■ Quoted text ■
----------
The Company accounts for financial instruments under Financial Accounting Standards Board (“FASB”) Accounting Standards Codification (“ASC”) 820, Fair Value Measurements. This statement defines fair value, establishes a framework for measuring fair value in generally accepted accounting principles, and expands disclosures about fair value measurements. To increase consistency and comparability in fair value measurements, ASC 820 establishes a fair value hierarchy that prioritizes the inputs to valuation techniques used to measure fair value into three levels as follows:

Level 1 — quoted prices (unadjusted) in active markets for identical assets or liabilities;

Level 2 — observable inputs other than Level 1, quoted prices for similar assets or liabilities in active markets, quoted prices for identical or similar assets and liabilities in markets that are not active, and model-derived prices whose inputs are observable or whose significant value drivers are observable; and

Level 3 — assets and liabilities whose significant value drivers are unobservable.

The Company applies fair value accounting for all assets and liabilities that are recognized or disclosed at fair value in the financial statements. The carrying amounts reported in the financial statements for cash, accounts payables and accrued liabilities approximate their fair value due to their short-term nature.
----------
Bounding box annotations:
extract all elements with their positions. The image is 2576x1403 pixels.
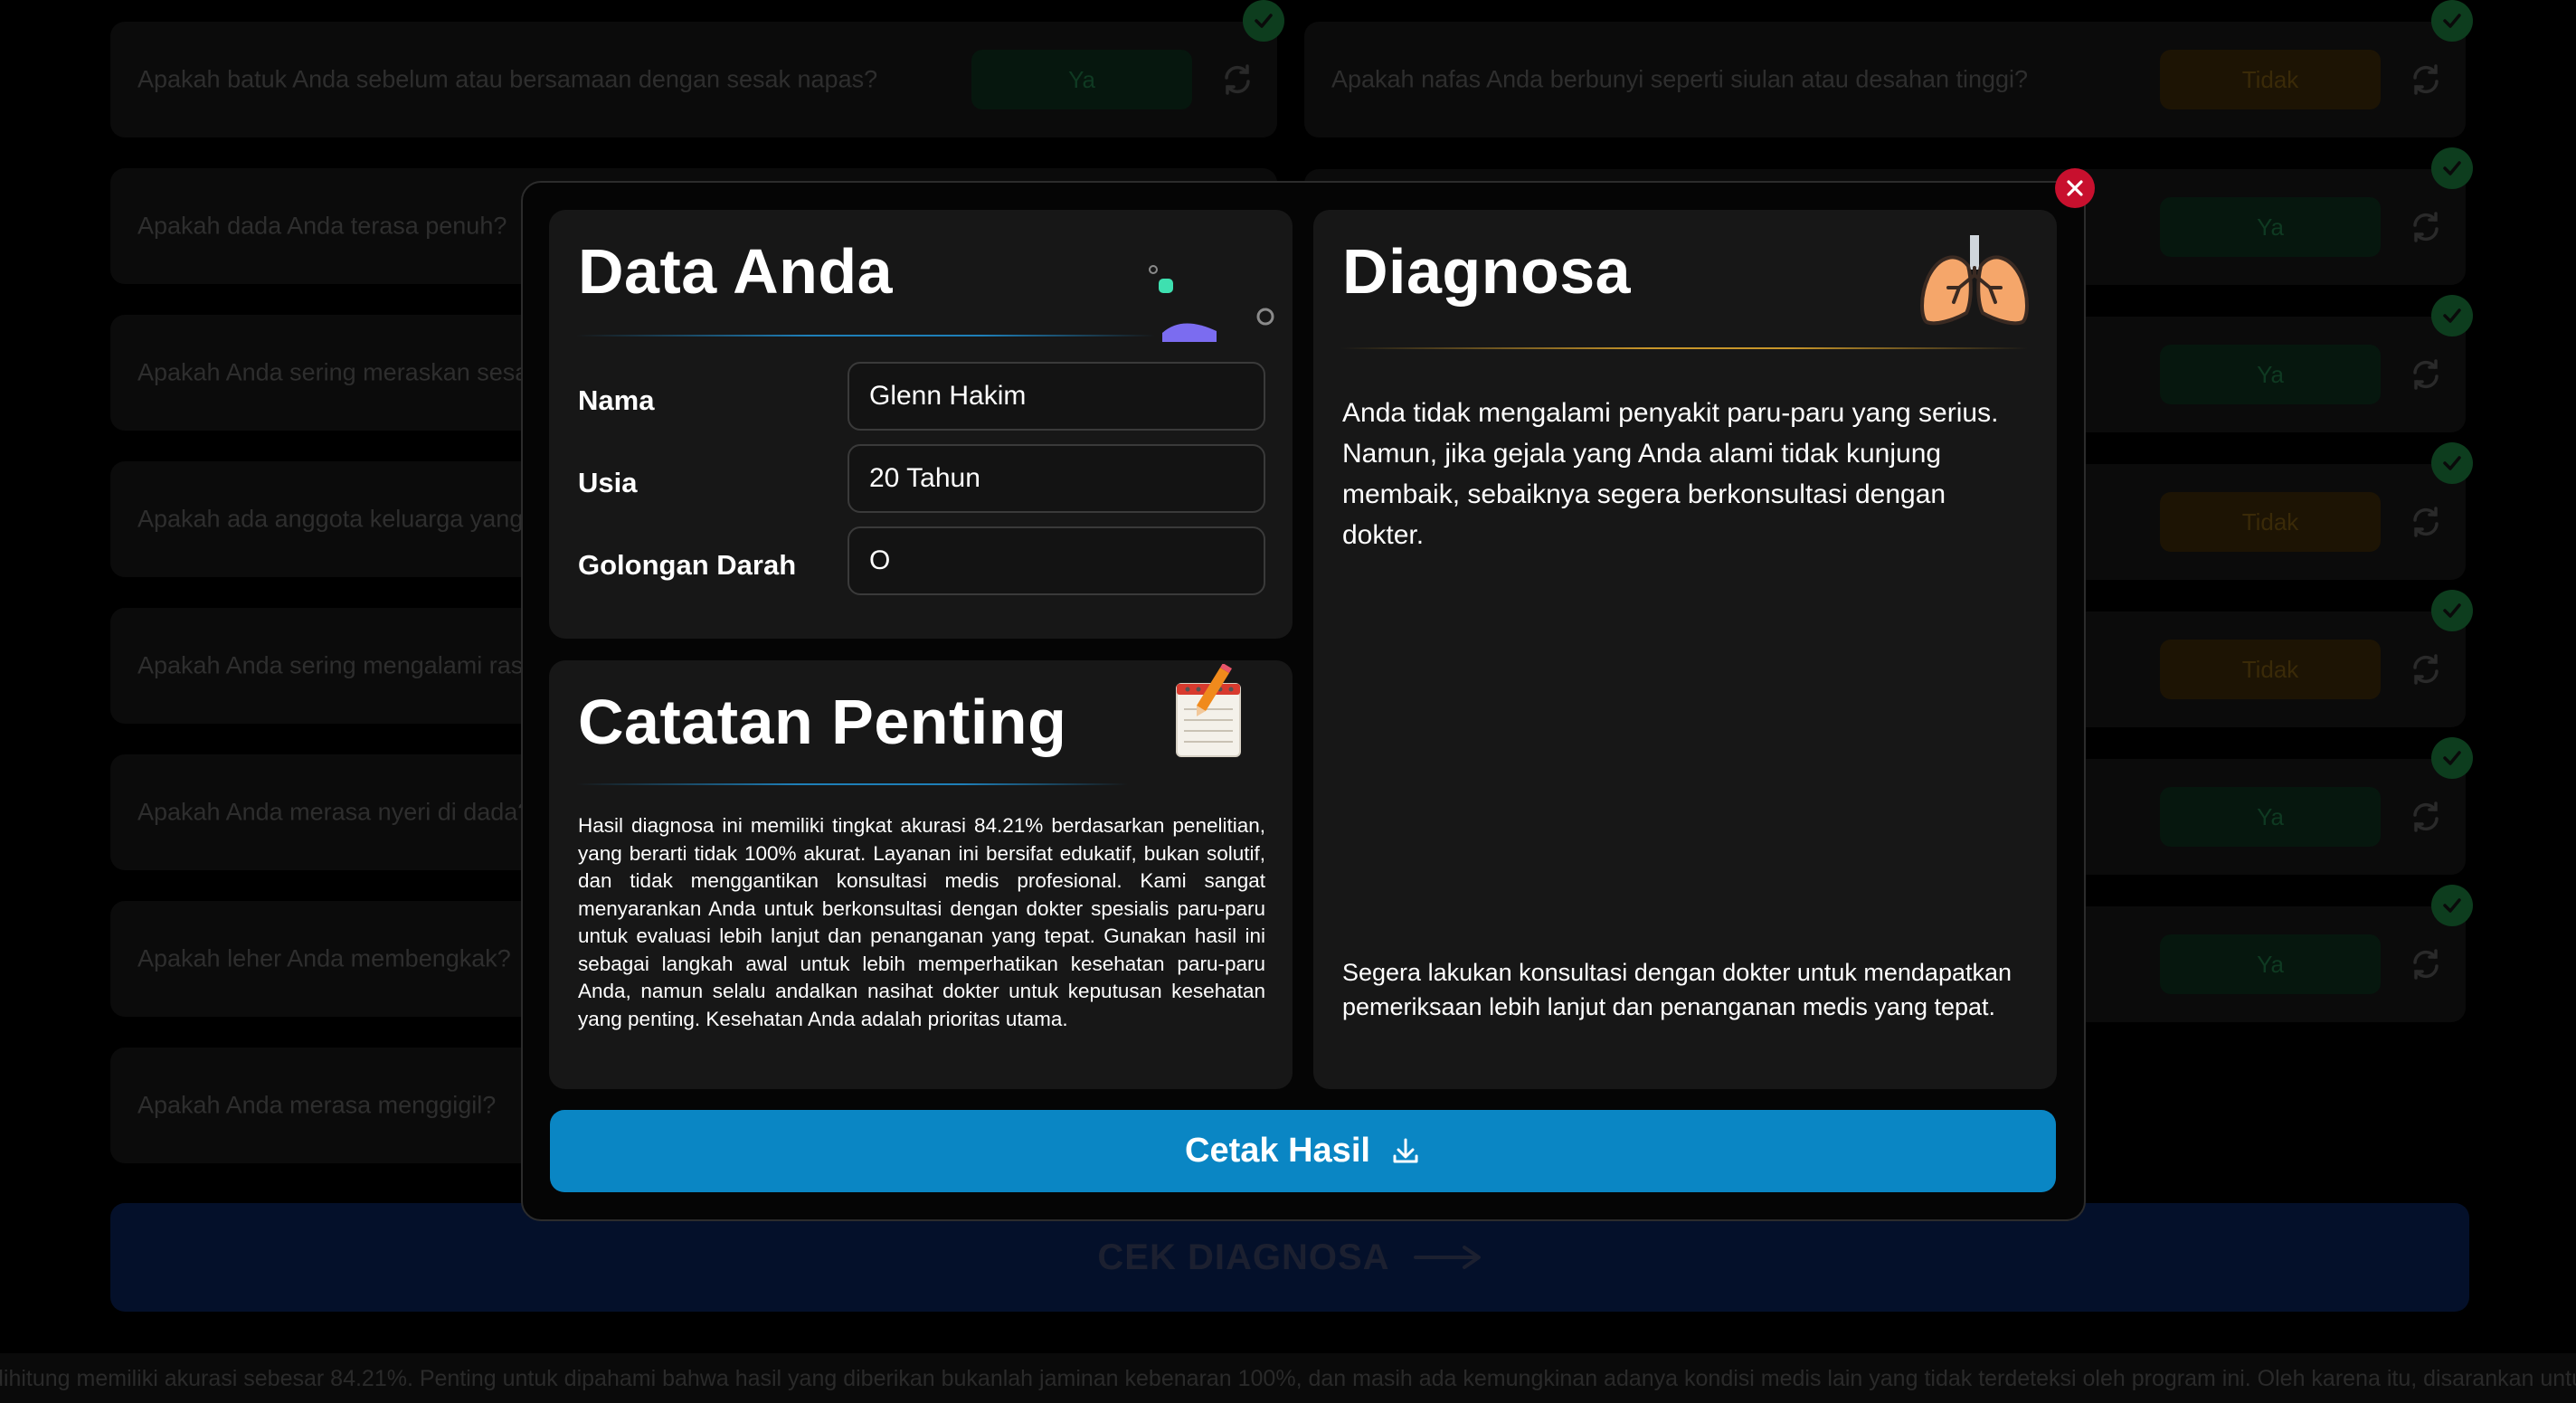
answered-check-icon [2431,0,2473,42]
refresh-icon[interactable] [2408,504,2444,540]
diagnosis-divider [1340,347,2028,349]
name-field: Glenn Hakim [848,362,1265,431]
question-text: Apakah Anda merasa menggigil? [137,1091,497,1119]
question-card: Apakah nafas Anda berbunyi seperti siula… [1304,0,2473,137]
user-data-title: Data Anda [578,236,894,307]
answered-check-icon [2431,885,2473,926]
diagnosis-footer-text: Segera lakukan konsultasi dengan dokter … [1342,959,2012,1020]
close-icon [2067,180,2083,196]
answer-button[interactable]: Tidak [2160,640,2381,699]
question-text: Apakah Anda merasa nyeri di dada? [137,798,532,826]
refresh-icon[interactable] [2408,799,2444,835]
important-notes-panel: Catatan Penting Hasil diagnosa ini memil… [549,660,1293,1089]
refresh-icon[interactable] [2408,651,2444,687]
blood-type-field: O [848,526,1265,595]
user-data-panel: Data Anda Nama Glenn Hakim Usia 20 Tahun… [549,210,1293,639]
refresh-icon[interactable] [2408,62,2444,98]
question-card: Apakah batuk Anda sebelum atau bersamaan… [110,0,1284,137]
diagnosis-panel: Diagnosa Anda tidak mengalami penyakit p… [1313,210,2057,1089]
notepad-icon [1176,664,1241,757]
user-data-divider [576,335,1155,337]
answer-button[interactable]: Ya [971,50,1192,109]
answered-check-icon [1243,0,1284,42]
question-text: Apakah Anda sering mengalami rasa [137,651,537,679]
diagnosis-title: Diagnosa [1342,236,1632,307]
illustration-icon [1149,265,1274,342]
important-notes-divider [576,783,1128,785]
age-field: 20 Tahun [848,444,1265,513]
diagnosis-result-text: Anda tidak mengalami penyakit paru-paru … [1342,398,1999,550]
important-notes-text: Hasil diagnosa ini memiliki tingkat akur… [578,814,1265,1030]
age-label: Usia [578,467,638,498]
refresh-icon[interactable] [2408,356,2444,393]
refresh-icon[interactable] [2408,209,2444,245]
answered-check-icon [2431,442,2473,484]
download-icon [1393,1138,1418,1162]
check-diagnosis-label: CEK DIAGNOSA [1097,1237,1390,1277]
refresh-icon[interactable] [2408,946,2444,982]
print-result-label: Cetak Hasil [1185,1132,1370,1170]
answer-button[interactable]: Ya [2160,345,2381,404]
question-text: Apakah batuk Anda sebelum atau bersamaan… [137,65,878,93]
print-result-button[interactable]: Cetak Hasil [550,1110,2056,1192]
question-text: Apakah nafas Anda berbunyi seperti siula… [1331,65,2029,93]
answer-button[interactable]: Ya [2160,197,2381,257]
refresh-icon[interactable] [1219,62,1255,98]
lungs-icon [1920,235,2029,326]
disclaimer-ticker: dihitung memiliki akurasi sebesar 84.21%… [0,1353,2576,1403]
question-text: Apakah leher Anda membengkak? [137,944,511,972]
close-modal-button[interactable] [2055,168,2095,208]
answered-check-icon [2431,590,2473,631]
blood-type-label: Golongan Darah [578,549,797,581]
important-notes-title: Catatan Penting [578,687,1067,757]
answer-button[interactable]: Ya [2160,934,2381,994]
answer-button[interactable]: Tidak [2160,492,2381,552]
arrow-right-icon [1413,1246,1481,1269]
ticker-text: dihitung memiliki akurasi sebesar 84.21%… [0,1366,2576,1391]
answer-button[interactable]: Ya [2160,787,2381,847]
answered-check-icon [2431,737,2473,779]
answer-button[interactable]: Tidak [2160,50,2381,109]
question-text: Apakah dada Anda terasa penuh? [137,212,507,240]
question-text: Apakah ada anggota keluarga yang m [137,505,551,533]
answered-check-icon [2431,295,2473,337]
name-label: Nama [578,384,655,416]
answered-check-icon [2431,147,2473,189]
----------
■ Brief ■
Continue the passage on fair value measurement under ASC 820, picking up after its final sentence.

■ Final result ■
Basic and Diluted Net Loss Per Share

Basic net loss per common share is computed by dividing net loss by the weighted-average number of common shares outstanding during each period. Diluted net loss per share of common shares includes the effect, if any, from the potential exercise or conversion of securities, such as convertible debt, share options and warrants, which would result in the issuance of incremental shares of common shares. For diluted net loss per share, the weighted-average number of common shares is the same for basic net loss per share due to the fact that when a net loss exists, dilutive securities are not included in the calculation as the impact is anti-dilutive. For all periods presented, basic and diluted net loss per share are the same, as any additional share equivalents would be anti-dilutive.

As of June 30, 2024 and December 31, 2023, the Company convertible promissory note – related party was convertible into 354,031 and 149,954 shares of common stock respectively.

F- 52

Recent Accounting Standards

On November 27, 2023, the FASB issued ASU 2023-07, “Segment Reporting (Topic 280): Improvements to Reportable Segment Disclosures,” which requires incremental disclosures related to an entity’s reportable segments, effective for annual periods beginning after December 15, 2023. The Company plans to adopt ASU 2023-07 on December 31, 2024.

The FASB and other entities issued new or modifications to, or interpretations of, existing accounting guidance during 2024. Management has carefully considered the new pronouncements that altered generally accepted accounting principles and does not believe that any other new or modified principles will have a material impact on the Company’s reported financial position or operations in the near term.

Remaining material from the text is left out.